■ **STATED PROBLEM**
How many lines in the records below contain the string "interactable", matching case exactly? Reply with only the number.

■ **MATERIAL PROVIDED**
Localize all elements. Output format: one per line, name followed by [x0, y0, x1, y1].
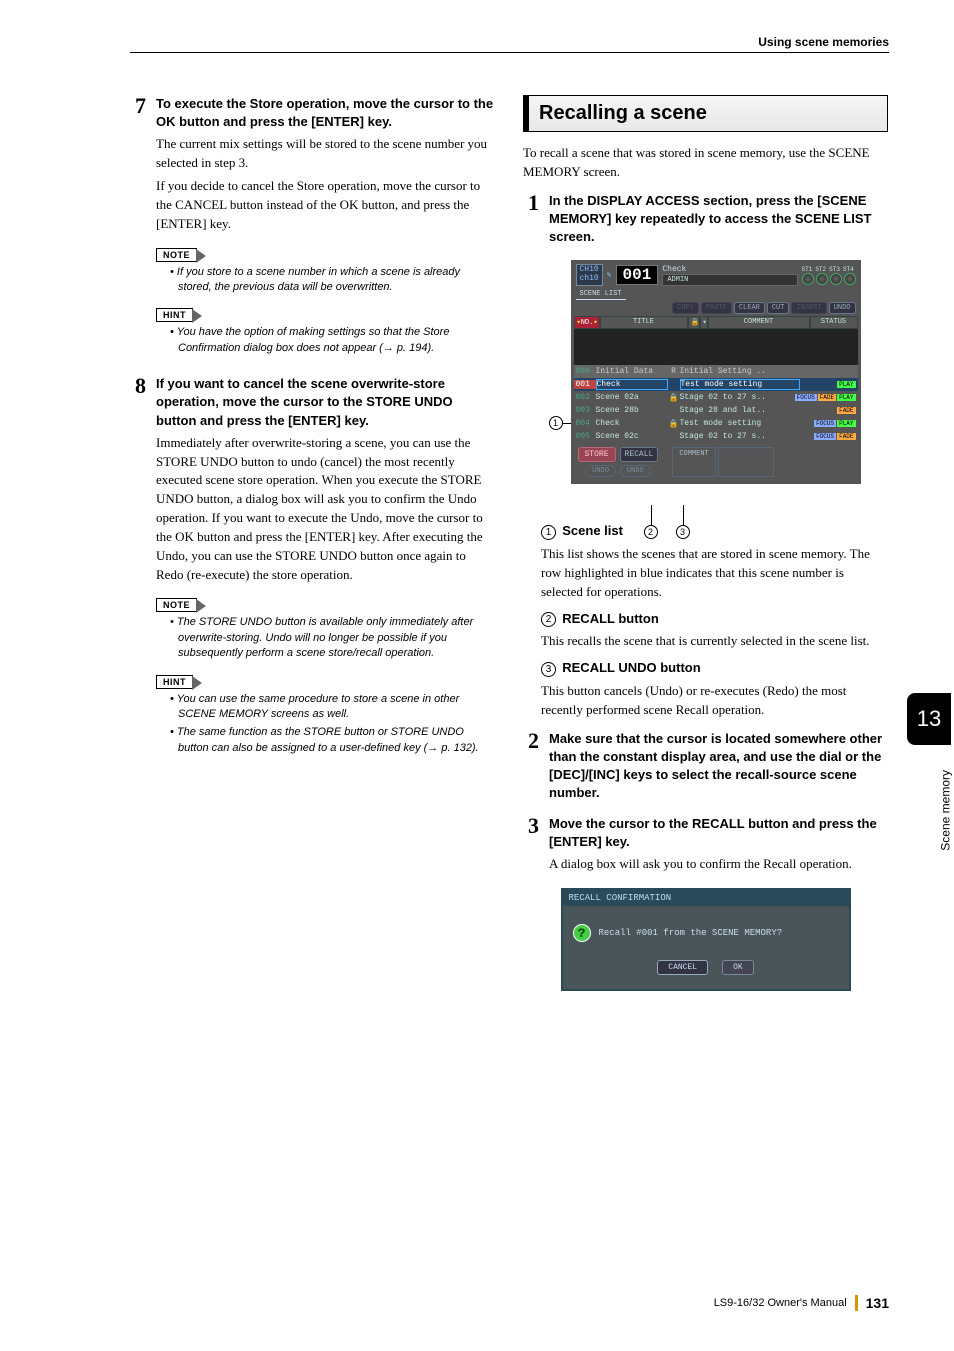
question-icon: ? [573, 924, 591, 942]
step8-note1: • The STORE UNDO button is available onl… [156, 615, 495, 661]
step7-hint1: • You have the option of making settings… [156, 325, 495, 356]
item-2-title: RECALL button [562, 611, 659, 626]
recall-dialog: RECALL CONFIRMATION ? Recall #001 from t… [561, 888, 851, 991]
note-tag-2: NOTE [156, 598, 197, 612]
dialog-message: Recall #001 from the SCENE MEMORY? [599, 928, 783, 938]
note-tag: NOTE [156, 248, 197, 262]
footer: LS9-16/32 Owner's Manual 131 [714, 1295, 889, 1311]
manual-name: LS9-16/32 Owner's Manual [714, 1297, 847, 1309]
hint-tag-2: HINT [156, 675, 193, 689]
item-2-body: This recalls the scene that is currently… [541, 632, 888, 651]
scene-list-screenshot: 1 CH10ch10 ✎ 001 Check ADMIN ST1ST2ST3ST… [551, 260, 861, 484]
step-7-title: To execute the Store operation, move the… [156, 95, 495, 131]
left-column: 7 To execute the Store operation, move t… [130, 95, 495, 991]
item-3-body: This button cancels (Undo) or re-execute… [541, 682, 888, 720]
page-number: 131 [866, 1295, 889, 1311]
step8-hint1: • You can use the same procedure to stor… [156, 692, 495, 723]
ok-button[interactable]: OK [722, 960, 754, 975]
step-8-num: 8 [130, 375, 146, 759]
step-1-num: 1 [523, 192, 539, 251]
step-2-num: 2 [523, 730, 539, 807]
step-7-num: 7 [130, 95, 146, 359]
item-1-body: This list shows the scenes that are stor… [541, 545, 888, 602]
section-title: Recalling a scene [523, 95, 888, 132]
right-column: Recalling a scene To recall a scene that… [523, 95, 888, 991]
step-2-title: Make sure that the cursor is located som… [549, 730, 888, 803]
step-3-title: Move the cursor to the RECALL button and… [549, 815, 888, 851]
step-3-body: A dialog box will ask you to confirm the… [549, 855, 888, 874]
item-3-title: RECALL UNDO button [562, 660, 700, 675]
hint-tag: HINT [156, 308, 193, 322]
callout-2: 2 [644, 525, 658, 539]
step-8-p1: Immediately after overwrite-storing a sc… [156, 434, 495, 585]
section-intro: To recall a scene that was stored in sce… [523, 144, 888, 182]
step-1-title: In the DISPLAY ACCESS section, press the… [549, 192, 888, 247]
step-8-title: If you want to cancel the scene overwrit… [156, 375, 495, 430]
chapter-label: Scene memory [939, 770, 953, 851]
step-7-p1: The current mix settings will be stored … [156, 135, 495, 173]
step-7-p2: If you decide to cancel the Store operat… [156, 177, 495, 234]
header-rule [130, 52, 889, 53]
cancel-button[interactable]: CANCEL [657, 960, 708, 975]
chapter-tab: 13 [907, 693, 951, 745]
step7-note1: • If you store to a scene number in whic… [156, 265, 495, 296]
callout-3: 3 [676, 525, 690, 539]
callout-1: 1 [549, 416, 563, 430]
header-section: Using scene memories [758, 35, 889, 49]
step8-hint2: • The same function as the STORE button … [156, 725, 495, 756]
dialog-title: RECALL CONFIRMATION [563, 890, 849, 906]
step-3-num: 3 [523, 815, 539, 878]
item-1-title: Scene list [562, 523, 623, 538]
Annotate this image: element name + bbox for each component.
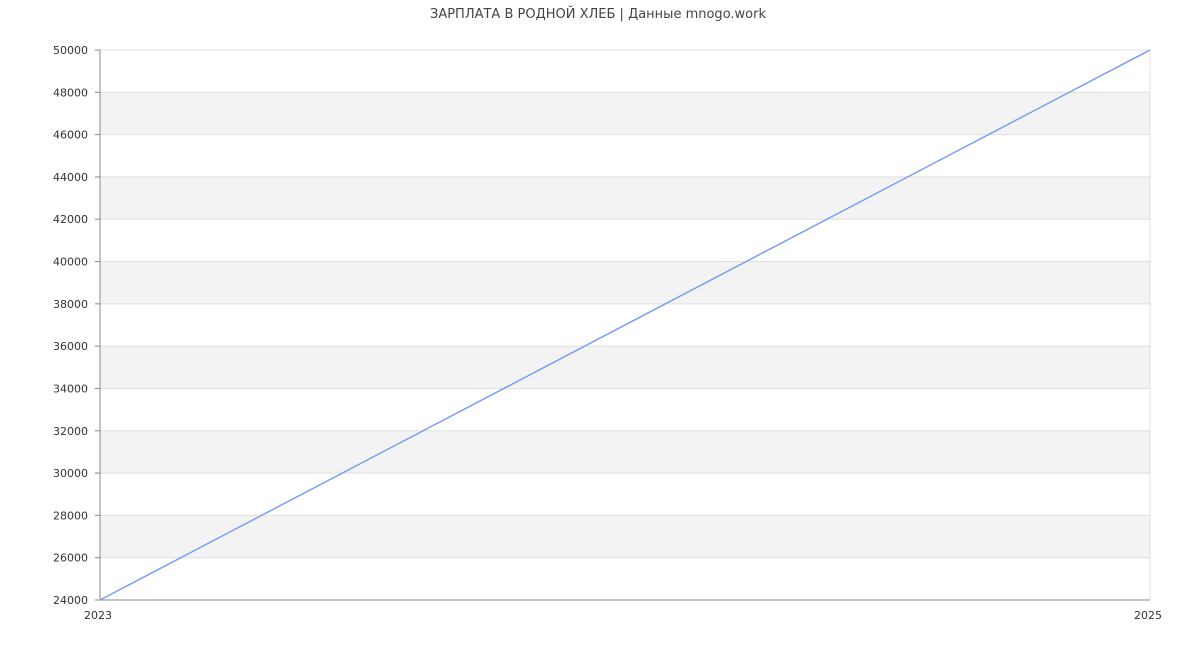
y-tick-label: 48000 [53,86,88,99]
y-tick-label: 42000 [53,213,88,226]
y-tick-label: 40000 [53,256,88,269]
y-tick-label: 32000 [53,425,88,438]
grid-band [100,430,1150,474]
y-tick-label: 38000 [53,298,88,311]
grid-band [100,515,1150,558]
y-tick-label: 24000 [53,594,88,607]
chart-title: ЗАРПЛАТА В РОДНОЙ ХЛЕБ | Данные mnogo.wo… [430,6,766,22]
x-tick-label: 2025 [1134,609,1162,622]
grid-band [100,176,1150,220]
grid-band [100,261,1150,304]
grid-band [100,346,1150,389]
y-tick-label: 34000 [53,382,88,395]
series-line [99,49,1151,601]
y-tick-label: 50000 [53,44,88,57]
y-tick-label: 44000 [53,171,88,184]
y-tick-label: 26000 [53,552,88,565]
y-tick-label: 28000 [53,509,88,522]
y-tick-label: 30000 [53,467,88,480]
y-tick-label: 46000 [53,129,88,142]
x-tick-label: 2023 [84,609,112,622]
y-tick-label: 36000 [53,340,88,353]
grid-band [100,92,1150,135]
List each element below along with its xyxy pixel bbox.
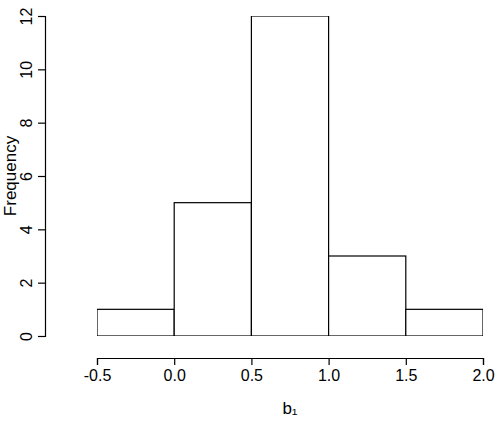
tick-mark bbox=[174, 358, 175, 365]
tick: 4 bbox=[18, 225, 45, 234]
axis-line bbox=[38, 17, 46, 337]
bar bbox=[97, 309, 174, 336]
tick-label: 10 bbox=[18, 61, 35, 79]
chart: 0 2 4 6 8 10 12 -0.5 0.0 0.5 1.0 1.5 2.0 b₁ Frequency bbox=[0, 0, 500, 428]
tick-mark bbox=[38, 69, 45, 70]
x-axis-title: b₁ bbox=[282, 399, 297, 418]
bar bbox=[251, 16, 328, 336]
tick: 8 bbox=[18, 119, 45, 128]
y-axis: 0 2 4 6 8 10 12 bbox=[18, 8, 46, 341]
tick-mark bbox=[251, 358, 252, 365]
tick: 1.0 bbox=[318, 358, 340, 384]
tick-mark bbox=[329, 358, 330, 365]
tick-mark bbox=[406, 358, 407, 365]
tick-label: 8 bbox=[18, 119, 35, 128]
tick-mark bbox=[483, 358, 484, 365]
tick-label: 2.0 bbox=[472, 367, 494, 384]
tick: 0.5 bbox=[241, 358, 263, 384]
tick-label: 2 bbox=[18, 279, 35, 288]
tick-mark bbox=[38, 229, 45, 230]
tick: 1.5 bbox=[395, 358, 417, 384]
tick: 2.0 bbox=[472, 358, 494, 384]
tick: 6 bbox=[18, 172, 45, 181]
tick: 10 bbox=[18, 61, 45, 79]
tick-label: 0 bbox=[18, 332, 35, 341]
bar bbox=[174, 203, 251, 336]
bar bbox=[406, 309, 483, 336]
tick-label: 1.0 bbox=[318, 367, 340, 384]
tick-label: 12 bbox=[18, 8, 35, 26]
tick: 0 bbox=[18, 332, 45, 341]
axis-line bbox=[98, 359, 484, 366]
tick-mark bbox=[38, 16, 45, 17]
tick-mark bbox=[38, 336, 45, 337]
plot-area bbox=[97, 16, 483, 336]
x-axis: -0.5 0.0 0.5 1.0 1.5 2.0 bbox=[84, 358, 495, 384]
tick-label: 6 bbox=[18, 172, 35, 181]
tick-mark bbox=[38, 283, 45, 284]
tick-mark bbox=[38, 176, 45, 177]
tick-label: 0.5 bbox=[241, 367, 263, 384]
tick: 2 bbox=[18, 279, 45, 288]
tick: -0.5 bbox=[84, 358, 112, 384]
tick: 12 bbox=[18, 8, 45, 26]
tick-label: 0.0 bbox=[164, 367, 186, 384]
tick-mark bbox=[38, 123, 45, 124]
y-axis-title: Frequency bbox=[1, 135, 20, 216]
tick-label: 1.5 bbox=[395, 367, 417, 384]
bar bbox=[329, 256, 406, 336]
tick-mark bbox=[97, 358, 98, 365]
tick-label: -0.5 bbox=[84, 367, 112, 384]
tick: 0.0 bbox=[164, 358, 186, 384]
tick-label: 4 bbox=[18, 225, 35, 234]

■ **WRITTEN RESPONSE**
2